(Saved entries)
+++++

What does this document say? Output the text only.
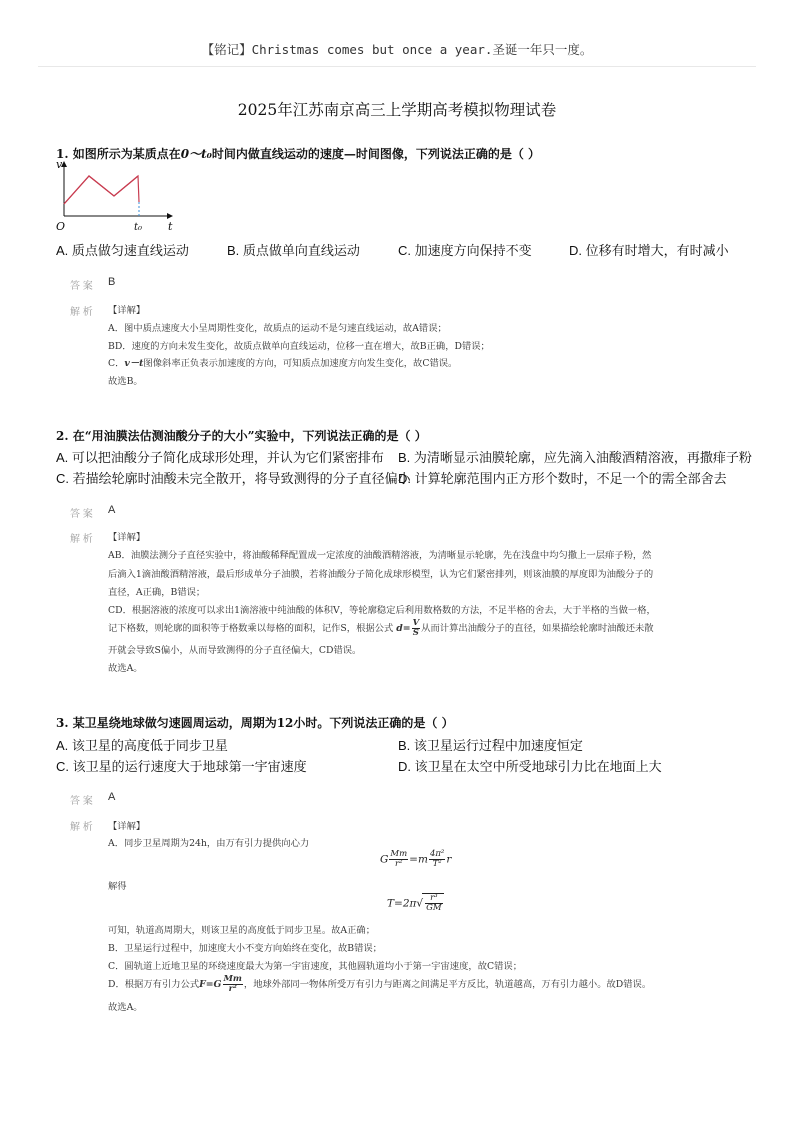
【铭记】Christmas comes but once a year.圣诞一年只一度。
2025年江苏南京高三上学期高考模拟物理试卷
1. 如图所示为某质点在0～t₀时间内做直线运动的速度—时间图像，下列说法正确的是（ ）
v
O	t
t₀
A. 质点做匀速直线运动	B. 质点做单向直线运动	C. 加速度方向保持不变	D. 位移有时增大，有时减小
答 案 B
解 析 【详解】
A．图中质点速度大小呈周期性变化，故质点的运动不是匀速直线运动，故A错误；
BD．速度的方向未发生变化，故质点做单向直线运动，位移一直在增大，故B正确，D错误；
C．v－t图像斜率正负表示加速度的方向，可知质点加速度方向发生变化，故C错误。
故选B。
2. 在“用油膜法估测油酸分子的大小”实验中，下列说法正确的是（ ）
A. 可以把油酸分子简化成球形处理，并认为它们紧密排布 B. 为清晰显示油膜轮廓，应先滴入油酸酒精溶液，再撒痱子粉
C. 若描绘轮廓时油酸未完全散开，将导致测得的分子直径偏小
D. 计算轮廓范围内正方形个数时，不足一个的需全部舍去
答 案 A
解 析 【详解】
AB．油膜法测分子直径实验中，将油酸稀释配置成一定浓度的油酸酒精溶液，为清晰显示轮廓，先在浅盘中均匀撒上一层痱子粉，然
后滴入1滴油酸酒精溶液，最后形成单分子油膜，若将油酸分子简化成球形模型，认为它们紧密排列，则该油膜的厚度即为油酸分子的
直径，A正确，B错误；
CD．根据溶液的浓度可以求出1滴溶液中纯油酸的体积V，等轮廓稳定后利用数格数的方法，不足半格的舍去，大于半格的当做一格，
记下格数，则轮廓的面积等于格数乘以每格的面积，记作S，根据公式 $d= \frac{V}{S}$ 从而计算出油酸分子的直径，如果描绘轮廓时油酸还未散
开就会导致S偏小，从而导致测得的分子直径偏大，CD错误。
故选A。
3. 某卫星绕地球做匀速圆周运动，周期为12小时。下列说法正确的是（ ）
A. 该卫星的高度低于同步卫星	B. 该卫星运行过程中加速度恒定
C. 该卫星的运行速度大于地球第一宇宙速度	D. 该卫星在太空中所受地球引力比在地面上大
答 案 A
解 析 【详解】
A．同步卫星周期为24h，由万有引力提供向心力
G $\frac{Mm}{\text{r²}} =m \frac{\text{4π²}}{\text{T²}}$ r
解得
$T=2\pi√ \frac{\text{r³}}{GM}$
可知，轨道高周期大，则该卫星的高度低于同步卫星。故A正确；
B．卫星运行过程中，加速度大小不变方向始终在变化，故B错误；
C．圆轨道上近地卫星的环绕速度最大为第一宇宙速度，其他圆轨道均小于第一宇宙速度，故C错误；
D．根据万有引力公式$F=G \frac{Mm}{\text{r²}}$ ，地球外部同一物体所受万有引力与距离之间满足平方反比，轨道越高，万有引力越小。故D错误。
故选A。
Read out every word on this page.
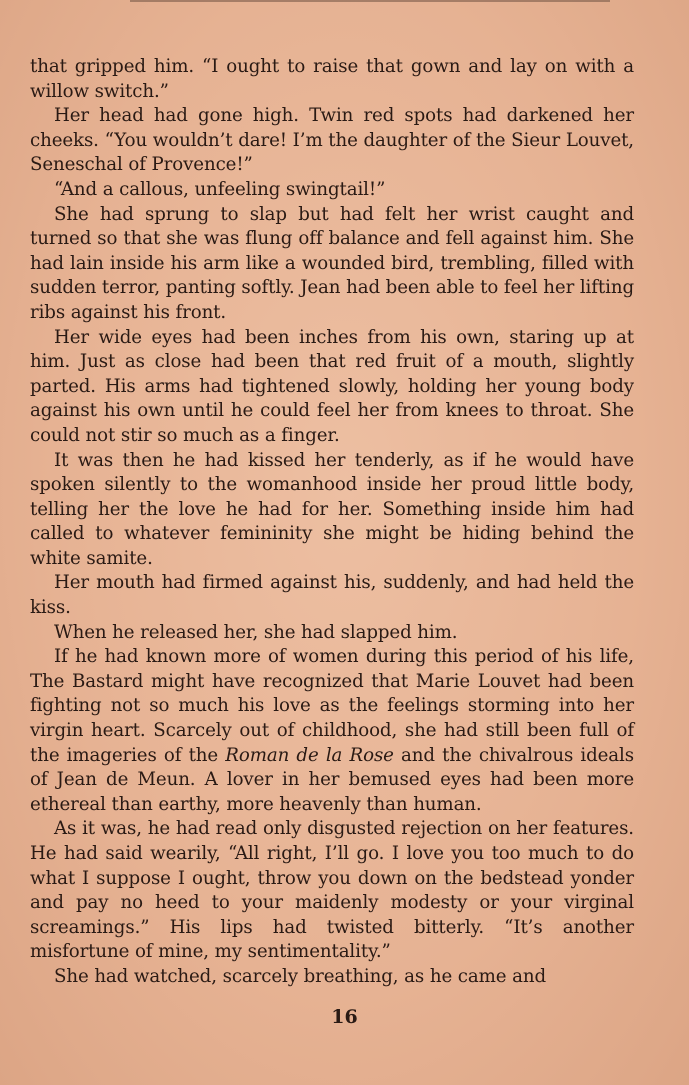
that gripped him. “I ought to raise that gown and lay on with a willow switch.”

Her head had gone high. Twin red spots had darkened her cheeks. “You wouldn’t dare! I’m the daughter of the Sieur Louvet, Seneschal of Provence!”

“And a callous, unfeeling swingtail!”

She had sprung to slap but had felt her wrist caught and turned so that she was flung off balance and fell against him. She had lain inside his arm like a wounded bird, trembling, filled with sudden terror, panting softly. Jean had been able to feel her lifting ribs against his front.

Her wide eyes had been inches from his own, staring up at him. Just as close had been that red fruit of a mouth, slightly parted. His arms had tightened slowly, holding her young body against his own until he could feel her from knees to throat. She could not stir so much as a finger.

It was then he had kissed her tenderly, as if he would have spoken silently to the womanhood inside her proud little body, telling her the love he had for her. Something inside him had called to whatever femininity she might be hiding behind the white samite.

Her mouth had firmed against his, suddenly, and had held the kiss.

When he released her, she had slapped him.

If he had known more of women during this period of his life, The Bastard might have recognized that Marie Louvet had been fighting not so much his love as the feelings storming into her virgin heart. Scarcely out of childhood, she had still been full of the imageries of the Roman de la Rose and the chivalrous ideals of Jean de Meun. A lover in her bemused eyes had been more ethereal than earthy, more heavenly than human.

As it was, he had read only disgusted rejection on her features. He had said wearily, “All right, I’ll go. I love you too much to do what I suppose I ought, throw you down on the bedstead yonder and pay no heed to your maidenly modesty or your virginal screamings.” His lips had twisted bitterly. “It’s another misfortune of mine, my sentimentality.”

She had watched, scarcely breathing, as he came and

16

+++++

Write out all the entries exactly, except for the pictures.

• [Task result]:
What does this document say? Output the text only.
【铭记】Christmas comes but once a year.圣诞一年只一度。
2025年江苏南京高三上学期高考模拟物理试卷
1. 如图所示为某质点在0～t₀时间内做直线运动的速度—时间图像，下列说法正确的是（ ）
v
O	t
t₀
A. 质点做匀速直线运动	B. 质点做单向直线运动	C. 加速度方向保持不变	D. 位移有时增大，有时减小
答 案 B
解 析 【详解】
A．图中质点速度大小呈周期性变化，故质点的运动不是匀速直线运动，故A错误；
BD．速度的方向未发生变化，故质点做单向直线运动，位移一直在增大，故B正确，D错误；
C．v－t图像斜率正负表示加速度的方向，可知质点加速度方向发生变化，故C错误。
故选B。
2. 在“用油膜法估测油酸分子的大小”实验中，下列说法正确的是（ ）
A. 可以把油酸分子简化成球形处理，并认为它们紧密排布 B. 为清晰显示油膜轮廓，应先滴入油酸酒精溶液，再撒痱子粉
C. 若描绘轮廓时油酸未完全散开，将导致测得的分子直径偏小
D. 计算轮廓范围内正方形个数时，不足一个的需全部舍去
答 案 A
解 析 【详解】
AB．油膜法测分子直径实验中，将油酸稀释配置成一定浓度的油酸酒精溶液，为清晰显示轮廓，先在浅盘中均匀撒上一层痱子粉，然
后滴入1滴油酸酒精溶液，最后形成单分子油膜，若将油酸分子简化成球形模型，认为它们紧密排列，则该油膜的厚度即为油酸分子的
直径，A正确，B错误；
CD．根据溶液的浓度可以求出1滴溶液中纯油酸的体积V，等轮廓稳定后利用数格数的方法，不足半格的舍去，大于半格的当做一格，
记下格数，则轮廓的面积等于格数乘以每格的面积，记作S，根据公式 $d= \frac{V}{S}$ 从而计算出油酸分子的直径，如果描绘轮廓时油酸还未散
开就会导致S偏小，从而导致测得的分子直径偏大，CD错误。
故选A。
3. 某卫星绕地球做匀速圆周运动，周期为12小时。下列说法正确的是（ ）
A. 该卫星的高度低于同步卫星	B. 该卫星运行过程中加速度恒定
C. 该卫星的运行速度大于地球第一宇宙速度	D. 该卫星在太空中所受地球引力比在地面上大
答 案 A
解 析 【详解】
A．同步卫星周期为24h，由万有引力提供向心力
G $\frac{Mm}{\text{r²}} =m \frac{\text{4π²}}{\text{T²}}$ r
解得
$T=2\pi√ \frac{\text{r³}}{GM}$
可知，轨道高周期大，则该卫星的高度低于同步卫星。故A正确；
B．卫星运行过程中，加速度大小不变方向始终在变化，故B错误；
C．圆轨道上近地卫星的环绕速度最大为第一宇宙速度，其他圆轨道均小于第一宇宙速度，故C错误；
D．根据万有引力公式$F=G \frac{Mm}{\text{r²}}$ ，地球外部同一物体所受万有引力与距离之间满足平方反比，轨道越高，万有引力越小。故D错误。
故选A。
Read out every word on this page.
that gripped him. “I ought to raise that gown and lay on with a willow switch.”

Her head had gone high. Twin red spots had darkened her cheeks. “You wouldn’t dare! I’m the daughter of the Sieur Louvet, Seneschal of Provence!”

“And a callous, unfeeling swingtail!”

She had sprung to slap but had felt her wrist caught and turned so that she was flung off balance and fell against him. She had lain inside his arm like a wounded bird, trembling, filled with sudden terror, panting softly. Jean had been able to feel her lifting ribs against his front.

Her wide eyes had been inches from his own, staring up at him. Just as close had been that red fruit of a mouth, slightly parted. His arms had tightened slowly, holding her young body against his own until he could feel her from knees to throat. She could not stir so much as a finger.

It was then he had kissed her tenderly, as if he would have spoken silently to the womanhood inside her proud little body, telling her the love he had for her. Something inside him had called to whatever femininity she might be hiding behind the white samite.

Her mouth had firmed against his, suddenly, and had held the kiss.

When he released her, she had slapped him.

If he had known more of women during this period of his life, The Bastard might have recognized that Marie Louvet had been fighting not so much his love as the feelings storming into her virgin heart. Scarcely out of childhood, she had still been full of the imageries of the Roman de la Rose and the chivalrous ideals of Jean de Meun. A lover in her bemused eyes had been more ethereal than earthy, more heavenly than human.

As it was, he had read only disgusted rejection on her features. He had said wearily, “All right, I’ll go. I love you too much to do what I suppose I ought, throw you down on the bedstead yonder and pay no heed to your maidenly modesty or your virginal screamings.” His lips had twisted bitterly. “It’s another misfortune of mine, my sentimentality.”

She had watched, scarcely breathing, as he came and

16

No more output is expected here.